◆ FRAGMENTO PROPORCIONADO ◆
────────────────────────────────────────
Yo he visto cosas que ustedes no creerían: dos tipos de izquierdas peleándose por ver cuál era más pobre, lanzándose suburbios a la cara, institutos cascados, emblemas del gueto; como si las estrecheces vitales le insuflasen honra a su carné insurgente, como si el drama de la precariedad le diese una misteriosa pátina de respetabilidad a su discurso. “A mayor pobreza, mayor razón”, parecían creer mis amigos punkis. Eso a mí me parece una gilipollez como un piano, porque ahí tenemos a buena parte de la clase obrera votando inexplicablemente al PP, un partido avergonzante para la decencia intelectual y corrupto hasta los riñones. ¿Y esos electores qué, no son “pueblo”?
────────────────────────────────────────
Entradas de una fuente de datos:
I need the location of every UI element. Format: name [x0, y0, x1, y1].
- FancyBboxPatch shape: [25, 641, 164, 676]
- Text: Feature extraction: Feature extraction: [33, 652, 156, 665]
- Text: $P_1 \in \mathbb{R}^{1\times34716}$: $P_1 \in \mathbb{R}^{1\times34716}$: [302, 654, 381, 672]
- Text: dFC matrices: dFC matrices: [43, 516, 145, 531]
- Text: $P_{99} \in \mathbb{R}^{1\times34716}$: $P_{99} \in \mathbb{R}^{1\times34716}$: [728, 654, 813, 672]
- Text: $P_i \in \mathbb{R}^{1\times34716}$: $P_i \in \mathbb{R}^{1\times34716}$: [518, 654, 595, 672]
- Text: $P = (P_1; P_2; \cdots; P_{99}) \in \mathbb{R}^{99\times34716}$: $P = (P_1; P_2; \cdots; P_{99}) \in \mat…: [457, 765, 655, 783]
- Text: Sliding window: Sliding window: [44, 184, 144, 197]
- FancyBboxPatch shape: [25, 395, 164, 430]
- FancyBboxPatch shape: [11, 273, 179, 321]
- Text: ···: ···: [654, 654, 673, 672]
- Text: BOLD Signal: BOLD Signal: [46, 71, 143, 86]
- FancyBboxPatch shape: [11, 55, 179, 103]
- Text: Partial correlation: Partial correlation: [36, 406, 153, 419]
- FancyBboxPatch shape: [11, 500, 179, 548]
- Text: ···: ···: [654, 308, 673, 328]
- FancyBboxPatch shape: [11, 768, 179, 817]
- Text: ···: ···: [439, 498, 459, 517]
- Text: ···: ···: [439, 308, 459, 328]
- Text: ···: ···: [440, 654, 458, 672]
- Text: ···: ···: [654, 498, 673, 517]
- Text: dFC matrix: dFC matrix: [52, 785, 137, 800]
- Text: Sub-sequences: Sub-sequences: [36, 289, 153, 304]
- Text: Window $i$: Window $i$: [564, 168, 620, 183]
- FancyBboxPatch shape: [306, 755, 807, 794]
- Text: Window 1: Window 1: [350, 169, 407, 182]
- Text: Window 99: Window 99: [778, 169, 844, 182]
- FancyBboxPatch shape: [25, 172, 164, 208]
────────────────────────────────────────
◆ ACCIONES A REALIZAR ◆
1/ Responde según el texto sobre las dos izquierdas:
(a) ¿Qué frase parecían creer los amigos punkis que se mencionan?
(b) ¿A qué partido vota buena parte de la clase obrera, según el texto?
(c) ¿Qué se lanzaban a la cara las dos izquierdas al comienzo?
2/ Resume, por favor, el texto sobre las dos izquierdas en dos oraciones.
3/ Prosigue el texto sobre las dos izquierdas a partir de donde se detiene.

◆ RESULTADOS FINALES ◆
1/
(a) "A mayor pobreza, mayor razón".
(b) Al PP.
(c) Suburbios, institutos cascados y emblemas del gueto.

2/ Dos tipos de izquierdas se peleaban por ver cuál era más pobre, como si la precariedad diera honra y respetabilidad a su discurso, bajo la idea de que a mayor pobreza, mayor razón. Quien escribe considera esa idea una gilipollez, pues buena parte de la clase obrera vota al PP, un partido corrupto y avergonzante, y se pregunta si esos electores no son también "pueblo".

3/
Las reyertas entre pseudo-revolucionarios me hacen sonrojarme. Emplean, al final, las mismas armas que la derecha. “¿Que quieres igualdad social? Pues bien que tienes fibra óptica”. Es la búsqueda de una pureza de clase absurda: Podemos, ya desde sus diatribas primeras -con sus “casta” y sus “limpiemos de pijos las instituciones”- nos ha pedido a los ciudadanos con conciencia social casi una analítica de sangre para pasar a su salón. Si hay anemia, hay verdadera izquierda. Si no hay barricada, no hay compromiso. El caso es que ahora les medimos con la vara que ellos mismos se han impuesto -la de que sólo mediante la austeridad supina se alcanza la dignidad-: se siente. No mutar en lo que uno repudia es de primero de estrategia política, Pablo Iglesias. Y la hemeroteca la carga el diablo.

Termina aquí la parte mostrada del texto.